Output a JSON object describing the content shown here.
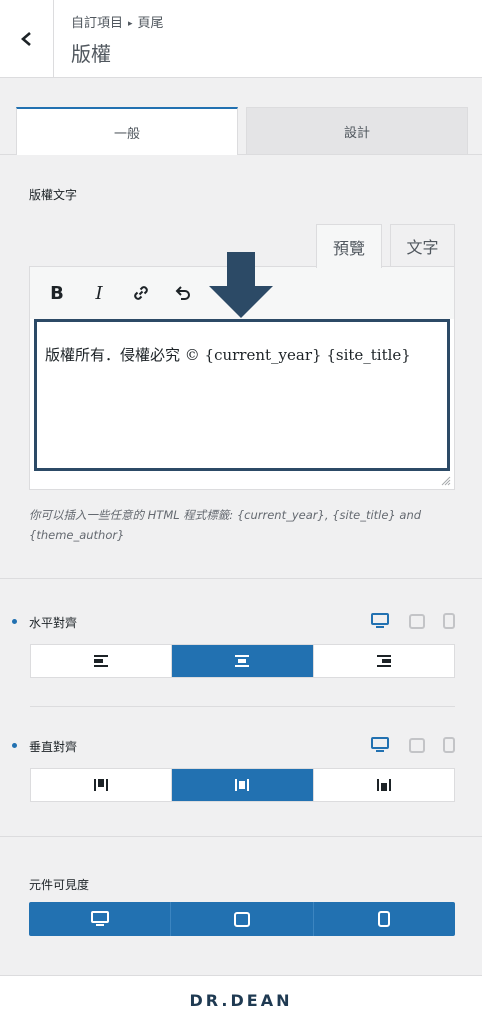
{
  "header": {
    "back_label": "<",
    "breadcrumb_parent": "自訂項目",
    "breadcrumb_child": "頁尾",
    "title": "版權"
  },
  "tabs": [
    {
      "label": "一般",
      "active": true
    },
    {
      "label": "設計",
      "active": false
    }
  ],
  "copyright": {
    "label": "版權文字",
    "editor_tabs": [
      "預覽",
      "文字"
    ],
    "toolbar": [
      "B",
      "I",
      "link-icon",
      "undo-icon"
    ],
    "content": "版權所有．侵權必究 © {current_year} {site_title}",
    "hint": "你可以插入一些任意的 HTML 程式標籤: {current_year}, {site_title} and {theme_author}"
  },
  "horizontal_align": {
    "label": "水平對齊",
    "options": [
      "align-left-icon",
      "align-center-icon",
      "align-right-icon"
    ],
    "active_index": 1
  },
  "vertical_align": {
    "label": "垂直對齊",
    "options": [
      "align-top-icon",
      "align-middle-icon",
      "align-bottom-icon"
    ],
    "active_index": 1
  },
  "visibility": {
    "label": "元件可見度",
    "options": [
      "desktop-icon",
      "tablet-icon",
      "mobile-icon"
    ]
  },
  "footer": {
    "logo_text": "DR.DEAN"
  },
  "colors": {
    "accent": "#2271b1",
    "arrow": "#2c4a66"
  }
}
:::
Set exercise:
Reproduce the entries exactly. Do not carry over any picture.

Answer to the exercise:
Output a JSON object describing the content shown here.
{
  "header": {
    "back_label": "<",
    "breadcrumb_parent": "自訂項目",
    "breadcrumb_child": "頁尾",
    "title": "版權"
  },
  "tabs": [
    {
      "label": "一般",
      "active": true
    },
    {
      "label": "設計",
      "active": false
    }
  ],
  "copyright": {
    "label": "版權文字",
    "editor_tabs": [
      "預覽",
      "文字"
    ],
    "toolbar": [
      "B",
      "I",
      "link-icon",
      "undo-icon"
    ],
    "content": "版權所有．侵權必究 © {current_year} {site_title}",
    "hint": "你可以插入一些任意的 HTML 程式標籤: {current_year}, {site_title} and {theme_author}"
  },
  "horizontal_align": {
    "label": "水平對齊",
    "options": [
      "align-left-icon",
      "align-center-icon",
      "align-right-icon"
    ],
    "active_index": 1
  },
  "vertical_align": {
    "label": "垂直對齊",
    "options": [
      "align-top-icon",
      "align-middle-icon",
      "align-bottom-icon"
    ],
    "active_index": 1
  },
  "visibility": {
    "label": "元件可見度",
    "options": [
      "desktop-icon",
      "tablet-icon",
      "mobile-icon"
    ]
  },
  "footer": {
    "logo_text": "DR.DEAN"
  },
  "colors": {
    "accent": "#2271b1",
    "arrow": "#2c4a66"
  }
}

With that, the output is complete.